[Saved data entries]
· · · ·

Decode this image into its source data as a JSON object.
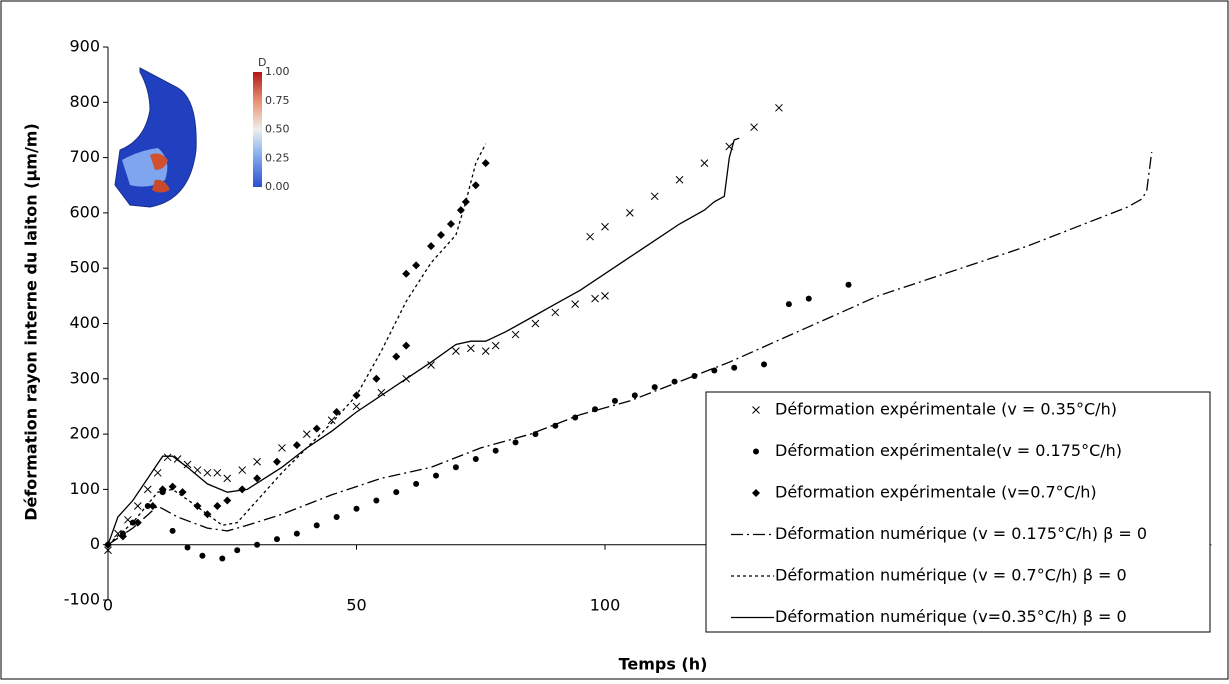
{
  "chart_data": {
    "type": "line",
    "x_label": "Temps (h)",
    "y_label": "Déformation rayon interne du laiton (µm/m)",
    "xlim": [
      0,
      222
    ],
    "ylim": [
      -100,
      900
    ],
    "xticks": [
      0,
      50,
      100
    ],
    "yticks": [
      -100,
      0,
      100,
      200,
      300,
      400,
      500,
      600,
      700,
      800,
      900
    ],
    "legend": "lower right",
    "inset": {
      "label": "D",
      "ticks": [
        "1.00",
        "0.75",
        "0.50",
        "0.25",
        "0.00"
      ]
    },
    "series": [
      {
        "name": "Déformation expérimentale (v = 0.35°C/h)",
        "color": "#000000",
        "marker": "x",
        "x": [
          0,
          2,
          4,
          6,
          8,
          10,
          12,
          14,
          16,
          18,
          20,
          22,
          24,
          27,
          30,
          35,
          40,
          45,
          50,
          55,
          60,
          65,
          70,
          73,
          76,
          78,
          82,
          86,
          90,
          94,
          98,
          100,
          97,
          100,
          105,
          110,
          115,
          120,
          125,
          130,
          135
        ],
        "values": [
          -10,
          20,
          45,
          70,
          100,
          130,
          158,
          155,
          145,
          135,
          130,
          130,
          120,
          135,
          150,
          175,
          200,
          225,
          250,
          275,
          300,
          325,
          350,
          355,
          350,
          360,
          380,
          400,
          420,
          435,
          445,
          450,
          557,
          575,
          600,
          630,
          660,
          690,
          720,
          755,
          790
        ]
      },
      {
        "name": "Déformation expérimentale(v = 0.175°C/h)",
        "color": "#000000",
        "marker": "circle",
        "x": [
          0,
          3,
          5,
          8,
          11,
          13,
          16,
          19,
          23,
          26,
          30,
          34,
          38,
          42,
          46,
          50,
          54,
          58,
          62,
          66,
          70,
          74,
          78,
          82,
          86,
          90,
          94,
          98,
          102,
          106,
          110,
          114,
          118,
          122,
          126,
          132,
          137,
          141,
          149
        ],
        "values": [
          0,
          20,
          40,
          70,
          95,
          25,
          -5,
          -20,
          -25,
          -10,
          0,
          10,
          20,
          35,
          50,
          65,
          80,
          95,
          110,
          125,
          140,
          155,
          170,
          185,
          200,
          215,
          230,
          245,
          260,
          270,
          285,
          295,
          305,
          315,
          320,
          326,
          435,
          445,
          470
        ]
      },
      {
        "name": "Déformation expérimentale (v=0.7°C/h)",
        "color": "#000000",
        "marker": "diamond",
        "x": [
          0,
          3,
          6,
          9,
          11,
          13,
          15,
          18,
          20,
          22,
          24,
          27,
          30,
          34,
          38,
          42,
          46,
          50,
          54,
          58,
          60,
          60,
          62,
          65,
          67,
          69,
          71,
          72,
          74,
          76
        ],
        "values": [
          0,
          15,
          40,
          70,
          100,
          105,
          95,
          70,
          55,
          70,
          80,
          100,
          120,
          150,
          180,
          210,
          240,
          270,
          300,
          340,
          360,
          490,
          505,
          540,
          560,
          580,
          605,
          620,
          650,
          690
        ]
      },
      {
        "name": "Déformation numérique (v = 0.175°C/h) β = 0",
        "color": "#000000",
        "dash": "dashdot",
        "x": [
          0,
          5,
          10,
          14,
          20,
          24,
          28,
          35,
          45,
          55,
          65,
          75,
          85,
          95,
          105,
          115,
          125,
          135,
          145,
          155,
          165,
          175,
          185,
          195,
          205,
          208,
          209,
          210
        ],
        "values": [
          0,
          30,
          70,
          50,
          30,
          25,
          35,
          55,
          90,
          120,
          140,
          175,
          200,
          235,
          260,
          295,
          330,
          370,
          410,
          450,
          480,
          510,
          540,
          575,
          610,
          625,
          640,
          710
        ]
      },
      {
        "name": "Déformation numérique (v = 0.7°C/h) β = 0",
        "color": "#000000",
        "dash": "dotted",
        "x": [
          0,
          5,
          10,
          13,
          17,
          20,
          23,
          26,
          30,
          35,
          40,
          45,
          50,
          55,
          60,
          65,
          70,
          72,
          74,
          76
        ],
        "values": [
          0,
          40,
          95,
          100,
          75,
          55,
          35,
          40,
          80,
          130,
          175,
          220,
          270,
          350,
          440,
          510,
          560,
          620,
          690,
          725
        ]
      },
      {
        "name": "Déformation numérique (v=0.35°C/h) β = 0",
        "color": "#000000",
        "dash": "solid",
        "x": [
          0,
          2,
          5,
          8,
          11,
          13,
          16,
          20,
          24,
          28,
          35,
          40,
          45,
          50,
          55,
          60,
          65,
          70,
          73,
          76,
          80,
          85,
          90,
          95,
          100,
          105,
          110,
          115,
          120,
          122,
          124,
          125,
          126,
          127
        ],
        "values": [
          0,
          50,
          80,
          120,
          160,
          160,
          140,
          110,
          95,
          100,
          140,
          175,
          205,
          240,
          270,
          300,
          330,
          362,
          368,
          368,
          385,
          410,
          435,
          460,
          490,
          520,
          550,
          580,
          605,
          620,
          630,
          700,
          732,
          735
        ]
      }
    ]
  }
}
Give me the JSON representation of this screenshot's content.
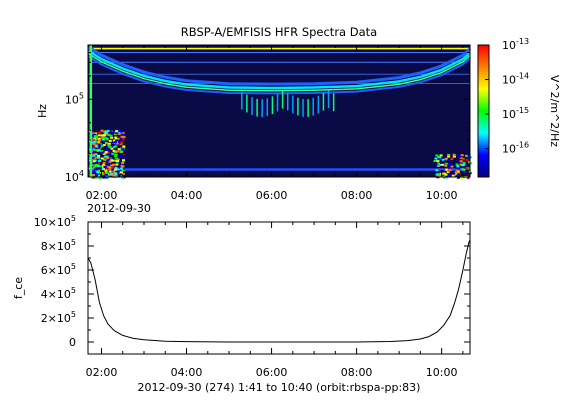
{
  "title": "RBSP-A/EMFISIS  HFR Spectra Data",
  "footer": "2012-09-30 (274) 1:41 to 10:40 (orbit:rbspa-pp:83)",
  "colors": {
    "background": "#ffffff",
    "spectrogram_background": "#0a0a46",
    "line": "#000000"
  },
  "chart_data": [
    {
      "type": "heatmap",
      "title": "RBSP-A/EMFISIS  HFR Spectra Data",
      "ylabel": "Hz",
      "y_scale": "log",
      "ylim": [
        10000,
        500000
      ],
      "y_ticks": [
        {
          "value": 100000,
          "base": "10",
          "exp": "5"
        },
        {
          "value": 10000,
          "base": "10",
          "exp": "4"
        }
      ],
      "x_ticks": [
        "02:00",
        "04:00",
        "06:00",
        "08:00",
        "10:00"
      ],
      "x_tick_hours": [
        2,
        4,
        6,
        8,
        10
      ],
      "xlim_hours": [
        1.683,
        10.667
      ],
      "x_date_label": "2012-09-30",
      "colorbar": {
        "label": "V^2/m^2/Hz",
        "scale": "log",
        "range": [
          1.5e-17,
          1e-13
        ],
        "ticks": [
          {
            "value": 1e-13,
            "base": "10",
            "exp": "-13"
          },
          {
            "value": 1e-14,
            "base": "10",
            "exp": "-14"
          },
          {
            "value": 1e-15,
            "base": "10",
            "exp": "-15"
          },
          {
            "value": 1e-16,
            "base": "10",
            "exp": "-16"
          }
        ],
        "colormap": [
          "#00007f",
          "#0000ff",
          "#00ffff",
          "#00ff00",
          "#ffff00",
          "#ff7f00",
          "#ff0000"
        ]
      },
      "features": {
        "horizontal_lines_hz": [
          450000,
          400000,
          300000,
          210000,
          160000
        ],
        "upper_band": {
          "hours": [
            1.7,
            2.0,
            2.5,
            3.0,
            3.5,
            4.0,
            5.0,
            6.0,
            7.0,
            8.0,
            9.0,
            9.5,
            10.0,
            10.5,
            10.67
          ],
          "hz": [
            420000,
            330000,
            250000,
            200000,
            172000,
            155000,
            142000,
            140000,
            142000,
            148000,
            170000,
            195000,
            240000,
            330000,
            400000
          ]
        },
        "lower_band_hz": 12500
      }
    },
    {
      "type": "line",
      "ylabel": "f_ce",
      "ylim": [
        -100000,
        1000000
      ],
      "xlim_hours": [
        1.683,
        10.667
      ],
      "y_ticks": [
        {
          "value": 1000000,
          "mant": "10×10",
          "exp": "5"
        },
        {
          "value": 800000,
          "mant": "8×10",
          "exp": "5"
        },
        {
          "value": 600000,
          "mant": "6×10",
          "exp": "5"
        },
        {
          "value": 400000,
          "mant": "4×10",
          "exp": "5"
        },
        {
          "value": 200000,
          "mant": "2×10",
          "exp": "5"
        },
        {
          "value": 0,
          "mant": "0",
          "exp": ""
        }
      ],
      "x_ticks": [
        "02:00",
        "04:00",
        "06:00",
        "08:00",
        "10:00"
      ],
      "x_tick_hours": [
        2,
        4,
        6,
        8,
        10
      ],
      "series": [
        {
          "x_hours": [
            1.683,
            1.75,
            1.85,
            1.95,
            2.05,
            2.15,
            2.3,
            2.5,
            2.75,
            3.0,
            3.5,
            4.0,
            5.0,
            6.0,
            7.0,
            8.0,
            8.8,
            9.2,
            9.5,
            9.7,
            9.9,
            10.05,
            10.2,
            10.3,
            10.4,
            10.5,
            10.58,
            10.64,
            10.667
          ],
          "y": [
            700000,
            660000,
            520000,
            330000,
            220000,
            150000,
            95000,
            55000,
            30000,
            18000,
            7000,
            3000,
            0,
            0,
            0,
            0,
            4000,
            12000,
            25000,
            45000,
            85000,
            140000,
            220000,
            320000,
            440000,
            600000,
            740000,
            830000,
            850000
          ]
        }
      ]
    }
  ]
}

· · · ·

## [What the task requires]
Search the entries for the word "mant" and pick out every line that holds it.

## [Full response]
          "mant": "10×10",
          "mant": "8×10",
          "mant": "6×10",
          "mant": "4×10",
          "mant": "2×10",
          "mant": "0",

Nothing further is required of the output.